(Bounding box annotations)

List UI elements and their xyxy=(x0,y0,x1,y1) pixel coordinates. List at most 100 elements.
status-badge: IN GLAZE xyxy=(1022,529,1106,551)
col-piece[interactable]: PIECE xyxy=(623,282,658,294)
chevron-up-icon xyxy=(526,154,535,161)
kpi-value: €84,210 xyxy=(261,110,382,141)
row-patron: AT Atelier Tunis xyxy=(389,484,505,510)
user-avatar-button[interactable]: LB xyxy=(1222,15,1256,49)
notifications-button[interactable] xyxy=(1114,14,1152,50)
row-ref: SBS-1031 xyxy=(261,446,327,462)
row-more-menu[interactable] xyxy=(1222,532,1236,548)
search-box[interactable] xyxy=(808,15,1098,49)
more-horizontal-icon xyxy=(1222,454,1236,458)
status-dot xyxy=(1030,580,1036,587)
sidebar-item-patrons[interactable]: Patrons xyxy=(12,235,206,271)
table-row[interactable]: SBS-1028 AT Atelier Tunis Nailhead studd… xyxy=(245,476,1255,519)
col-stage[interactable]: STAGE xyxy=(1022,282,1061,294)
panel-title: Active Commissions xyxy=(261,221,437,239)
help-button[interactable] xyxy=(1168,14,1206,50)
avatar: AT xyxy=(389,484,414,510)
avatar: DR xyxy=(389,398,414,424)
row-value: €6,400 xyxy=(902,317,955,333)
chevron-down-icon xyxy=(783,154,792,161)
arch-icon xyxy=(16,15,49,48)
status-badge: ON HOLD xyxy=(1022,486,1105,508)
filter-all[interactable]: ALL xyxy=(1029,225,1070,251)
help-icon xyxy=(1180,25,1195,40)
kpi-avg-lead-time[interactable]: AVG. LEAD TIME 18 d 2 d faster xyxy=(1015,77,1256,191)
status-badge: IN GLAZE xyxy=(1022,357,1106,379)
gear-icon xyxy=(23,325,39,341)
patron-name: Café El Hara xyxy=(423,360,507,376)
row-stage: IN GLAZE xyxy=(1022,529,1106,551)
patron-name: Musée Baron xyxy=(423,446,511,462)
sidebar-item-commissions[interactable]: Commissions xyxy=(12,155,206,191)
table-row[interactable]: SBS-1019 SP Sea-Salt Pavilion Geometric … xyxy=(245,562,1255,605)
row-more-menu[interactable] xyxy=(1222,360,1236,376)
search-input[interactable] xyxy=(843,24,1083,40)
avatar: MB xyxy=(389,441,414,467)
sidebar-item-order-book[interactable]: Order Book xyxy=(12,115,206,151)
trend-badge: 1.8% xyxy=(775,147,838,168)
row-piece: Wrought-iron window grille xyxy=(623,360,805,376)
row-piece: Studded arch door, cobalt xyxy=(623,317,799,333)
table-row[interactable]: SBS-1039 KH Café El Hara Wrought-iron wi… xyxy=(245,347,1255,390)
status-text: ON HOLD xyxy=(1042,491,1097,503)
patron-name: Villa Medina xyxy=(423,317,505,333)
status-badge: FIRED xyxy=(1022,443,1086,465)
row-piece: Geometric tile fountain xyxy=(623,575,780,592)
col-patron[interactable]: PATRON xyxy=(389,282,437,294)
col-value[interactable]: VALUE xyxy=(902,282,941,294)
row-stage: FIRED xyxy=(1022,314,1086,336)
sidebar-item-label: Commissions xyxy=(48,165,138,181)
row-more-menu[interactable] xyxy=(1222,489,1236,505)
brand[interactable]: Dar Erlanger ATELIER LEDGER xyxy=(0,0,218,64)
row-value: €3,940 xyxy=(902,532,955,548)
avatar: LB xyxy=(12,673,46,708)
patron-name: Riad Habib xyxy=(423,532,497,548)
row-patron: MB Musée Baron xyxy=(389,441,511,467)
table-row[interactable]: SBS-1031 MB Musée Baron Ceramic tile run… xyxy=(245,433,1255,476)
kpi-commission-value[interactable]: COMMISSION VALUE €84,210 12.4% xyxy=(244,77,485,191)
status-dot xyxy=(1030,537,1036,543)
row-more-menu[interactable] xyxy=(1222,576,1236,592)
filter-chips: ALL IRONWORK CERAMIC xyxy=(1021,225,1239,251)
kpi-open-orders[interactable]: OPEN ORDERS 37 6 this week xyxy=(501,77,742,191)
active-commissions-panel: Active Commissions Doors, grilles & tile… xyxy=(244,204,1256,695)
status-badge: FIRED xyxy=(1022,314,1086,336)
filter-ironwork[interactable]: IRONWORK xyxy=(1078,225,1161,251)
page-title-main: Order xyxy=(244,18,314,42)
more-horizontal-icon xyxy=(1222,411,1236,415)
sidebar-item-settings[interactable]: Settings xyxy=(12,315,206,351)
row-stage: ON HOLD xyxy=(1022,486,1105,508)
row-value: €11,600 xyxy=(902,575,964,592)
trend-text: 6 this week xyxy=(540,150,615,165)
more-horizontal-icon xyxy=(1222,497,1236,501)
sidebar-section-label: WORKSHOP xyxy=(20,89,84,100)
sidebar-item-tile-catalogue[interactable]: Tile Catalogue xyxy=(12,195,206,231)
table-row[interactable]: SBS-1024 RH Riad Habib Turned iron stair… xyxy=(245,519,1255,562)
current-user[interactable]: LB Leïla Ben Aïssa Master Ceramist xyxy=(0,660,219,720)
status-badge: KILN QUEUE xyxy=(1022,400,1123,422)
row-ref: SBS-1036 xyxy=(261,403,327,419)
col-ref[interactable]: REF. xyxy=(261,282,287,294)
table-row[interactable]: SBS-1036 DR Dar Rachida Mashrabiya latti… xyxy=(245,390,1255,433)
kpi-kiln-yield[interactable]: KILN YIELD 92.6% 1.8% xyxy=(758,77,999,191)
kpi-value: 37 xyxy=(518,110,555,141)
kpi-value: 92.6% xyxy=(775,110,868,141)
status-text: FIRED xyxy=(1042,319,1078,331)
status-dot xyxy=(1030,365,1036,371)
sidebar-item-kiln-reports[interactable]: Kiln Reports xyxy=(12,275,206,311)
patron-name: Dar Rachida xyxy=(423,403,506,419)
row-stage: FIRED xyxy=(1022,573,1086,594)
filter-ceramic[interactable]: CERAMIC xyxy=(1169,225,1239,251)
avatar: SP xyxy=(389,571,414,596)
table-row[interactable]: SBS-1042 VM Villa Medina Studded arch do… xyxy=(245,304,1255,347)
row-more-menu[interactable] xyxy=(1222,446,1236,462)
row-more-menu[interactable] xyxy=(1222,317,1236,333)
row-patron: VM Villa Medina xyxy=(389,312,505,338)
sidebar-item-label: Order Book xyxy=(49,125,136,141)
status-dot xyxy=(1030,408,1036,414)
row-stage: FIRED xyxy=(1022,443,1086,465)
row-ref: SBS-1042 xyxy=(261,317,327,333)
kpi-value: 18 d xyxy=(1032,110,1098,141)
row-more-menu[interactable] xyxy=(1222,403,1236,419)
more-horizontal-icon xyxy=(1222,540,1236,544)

- **Work to complete**
Extract each row above that contains the string "Studded", matching case exactly.

- **The result**
row-piece: Studded arch door, cobalt xyxy=(623,317,799,333)
table-row[interactable]: SBS-1042 VM Villa Medina Studded arch do… xyxy=(245,304,1255,347)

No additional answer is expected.